> _TASK REQUIREMENTS_
Tell how many lines include the string "Temperature". Answer with a single number.

> _DATA RECORDS_
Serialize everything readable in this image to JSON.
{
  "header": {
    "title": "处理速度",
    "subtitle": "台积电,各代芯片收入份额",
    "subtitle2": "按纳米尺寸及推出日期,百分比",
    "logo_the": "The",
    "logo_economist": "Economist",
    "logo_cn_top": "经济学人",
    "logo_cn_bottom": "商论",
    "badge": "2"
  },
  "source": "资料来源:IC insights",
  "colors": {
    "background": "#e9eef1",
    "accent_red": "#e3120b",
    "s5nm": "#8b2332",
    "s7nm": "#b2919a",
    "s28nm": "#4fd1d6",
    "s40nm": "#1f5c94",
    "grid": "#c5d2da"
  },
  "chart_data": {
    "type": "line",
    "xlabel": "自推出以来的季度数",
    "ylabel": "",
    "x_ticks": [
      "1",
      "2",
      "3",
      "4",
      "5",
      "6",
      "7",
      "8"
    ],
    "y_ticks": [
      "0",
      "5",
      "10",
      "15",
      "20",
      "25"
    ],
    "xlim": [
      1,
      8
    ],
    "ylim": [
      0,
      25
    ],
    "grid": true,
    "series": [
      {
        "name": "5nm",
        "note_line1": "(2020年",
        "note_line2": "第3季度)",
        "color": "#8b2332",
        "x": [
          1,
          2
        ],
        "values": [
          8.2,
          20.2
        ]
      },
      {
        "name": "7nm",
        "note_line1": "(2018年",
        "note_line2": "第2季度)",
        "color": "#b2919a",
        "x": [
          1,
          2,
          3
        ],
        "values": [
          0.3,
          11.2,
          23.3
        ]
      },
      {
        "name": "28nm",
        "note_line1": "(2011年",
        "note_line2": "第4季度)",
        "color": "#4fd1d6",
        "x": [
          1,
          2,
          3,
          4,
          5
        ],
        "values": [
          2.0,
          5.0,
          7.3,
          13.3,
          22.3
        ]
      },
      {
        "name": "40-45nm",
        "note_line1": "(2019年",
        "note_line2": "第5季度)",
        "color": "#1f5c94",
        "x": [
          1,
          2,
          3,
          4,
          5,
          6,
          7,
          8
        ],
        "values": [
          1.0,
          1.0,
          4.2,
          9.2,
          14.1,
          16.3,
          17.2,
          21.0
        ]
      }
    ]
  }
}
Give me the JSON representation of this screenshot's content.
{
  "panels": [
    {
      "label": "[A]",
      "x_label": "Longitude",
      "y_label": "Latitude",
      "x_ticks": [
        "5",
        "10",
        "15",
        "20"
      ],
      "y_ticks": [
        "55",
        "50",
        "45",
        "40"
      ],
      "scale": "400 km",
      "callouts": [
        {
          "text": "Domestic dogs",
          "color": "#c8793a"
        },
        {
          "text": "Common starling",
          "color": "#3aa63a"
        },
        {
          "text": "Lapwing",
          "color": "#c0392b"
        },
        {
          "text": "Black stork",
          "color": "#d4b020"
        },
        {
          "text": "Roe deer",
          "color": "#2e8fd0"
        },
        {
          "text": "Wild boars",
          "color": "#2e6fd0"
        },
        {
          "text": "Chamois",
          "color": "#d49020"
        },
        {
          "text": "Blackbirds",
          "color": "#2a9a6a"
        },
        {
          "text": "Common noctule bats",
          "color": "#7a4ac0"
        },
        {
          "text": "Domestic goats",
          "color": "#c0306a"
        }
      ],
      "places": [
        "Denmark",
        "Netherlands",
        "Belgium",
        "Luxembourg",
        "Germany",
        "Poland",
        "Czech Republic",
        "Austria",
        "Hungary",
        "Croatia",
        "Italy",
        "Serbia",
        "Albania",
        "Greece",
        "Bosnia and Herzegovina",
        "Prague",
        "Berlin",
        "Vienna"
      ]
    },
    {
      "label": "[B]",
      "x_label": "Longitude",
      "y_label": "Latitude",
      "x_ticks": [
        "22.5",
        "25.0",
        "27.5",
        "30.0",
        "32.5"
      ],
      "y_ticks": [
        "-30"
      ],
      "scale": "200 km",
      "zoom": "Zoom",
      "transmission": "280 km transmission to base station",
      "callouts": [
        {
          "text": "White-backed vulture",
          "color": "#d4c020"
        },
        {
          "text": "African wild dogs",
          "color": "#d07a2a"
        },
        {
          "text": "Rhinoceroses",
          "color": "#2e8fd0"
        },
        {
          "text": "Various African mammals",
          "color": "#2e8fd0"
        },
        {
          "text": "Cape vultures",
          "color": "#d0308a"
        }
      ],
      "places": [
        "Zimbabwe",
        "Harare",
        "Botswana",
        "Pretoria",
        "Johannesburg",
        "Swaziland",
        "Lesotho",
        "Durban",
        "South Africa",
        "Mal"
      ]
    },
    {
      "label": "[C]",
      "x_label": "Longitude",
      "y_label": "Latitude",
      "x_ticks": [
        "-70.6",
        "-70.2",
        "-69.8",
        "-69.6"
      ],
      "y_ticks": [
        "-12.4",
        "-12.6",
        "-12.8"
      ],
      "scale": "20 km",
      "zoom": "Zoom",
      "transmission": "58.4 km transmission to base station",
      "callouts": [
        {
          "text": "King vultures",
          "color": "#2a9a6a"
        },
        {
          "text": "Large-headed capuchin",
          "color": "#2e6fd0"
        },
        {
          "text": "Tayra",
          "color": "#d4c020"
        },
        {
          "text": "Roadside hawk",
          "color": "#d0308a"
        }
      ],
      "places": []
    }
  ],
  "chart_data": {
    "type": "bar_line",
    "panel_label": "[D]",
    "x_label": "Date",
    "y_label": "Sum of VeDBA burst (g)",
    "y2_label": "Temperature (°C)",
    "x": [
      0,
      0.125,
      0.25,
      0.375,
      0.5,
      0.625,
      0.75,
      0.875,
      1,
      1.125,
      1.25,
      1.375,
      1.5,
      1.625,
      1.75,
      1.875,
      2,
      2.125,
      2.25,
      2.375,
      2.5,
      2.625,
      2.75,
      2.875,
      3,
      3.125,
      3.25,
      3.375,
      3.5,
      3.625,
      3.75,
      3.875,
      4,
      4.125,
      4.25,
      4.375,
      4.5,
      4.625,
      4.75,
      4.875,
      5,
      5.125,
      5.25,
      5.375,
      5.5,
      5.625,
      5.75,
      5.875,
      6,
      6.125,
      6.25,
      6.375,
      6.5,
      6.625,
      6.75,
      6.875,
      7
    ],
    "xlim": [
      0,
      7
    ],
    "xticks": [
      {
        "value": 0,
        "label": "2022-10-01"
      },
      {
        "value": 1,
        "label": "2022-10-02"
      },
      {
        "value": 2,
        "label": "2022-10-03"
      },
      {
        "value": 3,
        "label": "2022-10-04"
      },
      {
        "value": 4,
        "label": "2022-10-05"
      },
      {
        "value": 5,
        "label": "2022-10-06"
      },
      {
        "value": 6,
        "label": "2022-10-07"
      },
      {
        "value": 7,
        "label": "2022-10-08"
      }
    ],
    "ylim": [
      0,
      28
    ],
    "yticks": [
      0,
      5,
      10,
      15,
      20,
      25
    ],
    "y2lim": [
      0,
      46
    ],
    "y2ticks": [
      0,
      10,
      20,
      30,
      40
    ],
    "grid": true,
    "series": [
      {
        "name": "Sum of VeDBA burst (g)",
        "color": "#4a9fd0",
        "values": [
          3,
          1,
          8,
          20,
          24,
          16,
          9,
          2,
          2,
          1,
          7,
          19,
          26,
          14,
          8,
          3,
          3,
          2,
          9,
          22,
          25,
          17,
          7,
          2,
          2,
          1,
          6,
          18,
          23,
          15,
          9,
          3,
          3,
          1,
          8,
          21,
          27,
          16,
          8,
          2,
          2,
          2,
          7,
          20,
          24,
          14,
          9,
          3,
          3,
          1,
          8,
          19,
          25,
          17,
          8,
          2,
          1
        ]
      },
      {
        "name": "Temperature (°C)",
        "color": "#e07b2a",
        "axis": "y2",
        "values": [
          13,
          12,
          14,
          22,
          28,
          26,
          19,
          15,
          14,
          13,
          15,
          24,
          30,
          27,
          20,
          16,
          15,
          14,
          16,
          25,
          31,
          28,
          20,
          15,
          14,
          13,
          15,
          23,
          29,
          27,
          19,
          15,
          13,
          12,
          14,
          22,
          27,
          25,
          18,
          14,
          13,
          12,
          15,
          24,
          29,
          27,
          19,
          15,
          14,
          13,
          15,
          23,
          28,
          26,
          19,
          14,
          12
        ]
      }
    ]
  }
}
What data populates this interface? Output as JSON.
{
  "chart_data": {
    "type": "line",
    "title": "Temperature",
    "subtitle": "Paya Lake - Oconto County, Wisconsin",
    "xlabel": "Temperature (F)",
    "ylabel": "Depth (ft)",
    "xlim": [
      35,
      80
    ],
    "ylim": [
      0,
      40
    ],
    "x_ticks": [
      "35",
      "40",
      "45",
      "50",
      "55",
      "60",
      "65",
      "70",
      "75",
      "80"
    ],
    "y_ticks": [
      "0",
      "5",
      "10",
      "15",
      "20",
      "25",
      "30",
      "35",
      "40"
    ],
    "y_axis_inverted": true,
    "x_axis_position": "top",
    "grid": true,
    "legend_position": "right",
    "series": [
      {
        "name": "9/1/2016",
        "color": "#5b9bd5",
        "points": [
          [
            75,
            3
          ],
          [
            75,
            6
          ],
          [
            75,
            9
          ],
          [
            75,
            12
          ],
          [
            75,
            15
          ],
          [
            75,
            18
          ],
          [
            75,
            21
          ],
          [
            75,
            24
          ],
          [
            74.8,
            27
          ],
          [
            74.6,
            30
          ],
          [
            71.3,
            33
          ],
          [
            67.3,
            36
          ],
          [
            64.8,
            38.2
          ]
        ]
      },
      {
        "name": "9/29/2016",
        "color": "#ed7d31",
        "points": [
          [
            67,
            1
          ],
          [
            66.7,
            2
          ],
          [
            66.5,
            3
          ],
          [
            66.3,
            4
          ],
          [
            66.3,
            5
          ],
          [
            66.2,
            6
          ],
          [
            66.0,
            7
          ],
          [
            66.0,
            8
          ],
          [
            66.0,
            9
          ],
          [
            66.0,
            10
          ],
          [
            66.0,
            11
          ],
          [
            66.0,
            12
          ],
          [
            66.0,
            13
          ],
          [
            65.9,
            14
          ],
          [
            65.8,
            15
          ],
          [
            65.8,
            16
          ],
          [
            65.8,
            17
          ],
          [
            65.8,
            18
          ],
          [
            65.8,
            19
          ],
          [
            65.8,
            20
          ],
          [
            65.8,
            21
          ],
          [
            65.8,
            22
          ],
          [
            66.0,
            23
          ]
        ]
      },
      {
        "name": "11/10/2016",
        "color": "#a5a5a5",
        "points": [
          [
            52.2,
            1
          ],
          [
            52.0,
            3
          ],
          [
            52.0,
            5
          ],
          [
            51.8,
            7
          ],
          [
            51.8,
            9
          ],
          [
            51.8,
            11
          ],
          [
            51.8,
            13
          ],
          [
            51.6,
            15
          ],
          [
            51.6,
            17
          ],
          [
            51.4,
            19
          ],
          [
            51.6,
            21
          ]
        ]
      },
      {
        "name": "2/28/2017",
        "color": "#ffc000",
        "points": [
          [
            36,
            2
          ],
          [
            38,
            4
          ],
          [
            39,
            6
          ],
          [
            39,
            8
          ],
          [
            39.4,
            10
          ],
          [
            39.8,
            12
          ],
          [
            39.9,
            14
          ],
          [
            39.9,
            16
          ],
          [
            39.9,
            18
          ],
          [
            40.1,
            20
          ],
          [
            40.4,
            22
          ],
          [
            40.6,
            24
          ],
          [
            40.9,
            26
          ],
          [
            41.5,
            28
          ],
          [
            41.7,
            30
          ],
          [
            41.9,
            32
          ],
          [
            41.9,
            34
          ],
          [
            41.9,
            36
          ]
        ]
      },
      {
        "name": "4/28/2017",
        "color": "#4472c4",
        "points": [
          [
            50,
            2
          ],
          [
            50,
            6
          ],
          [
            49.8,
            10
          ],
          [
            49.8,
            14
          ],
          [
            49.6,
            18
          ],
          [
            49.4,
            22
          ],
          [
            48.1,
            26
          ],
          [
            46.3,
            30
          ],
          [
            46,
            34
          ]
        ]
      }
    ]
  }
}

> _FINISHED EXERCISE_
4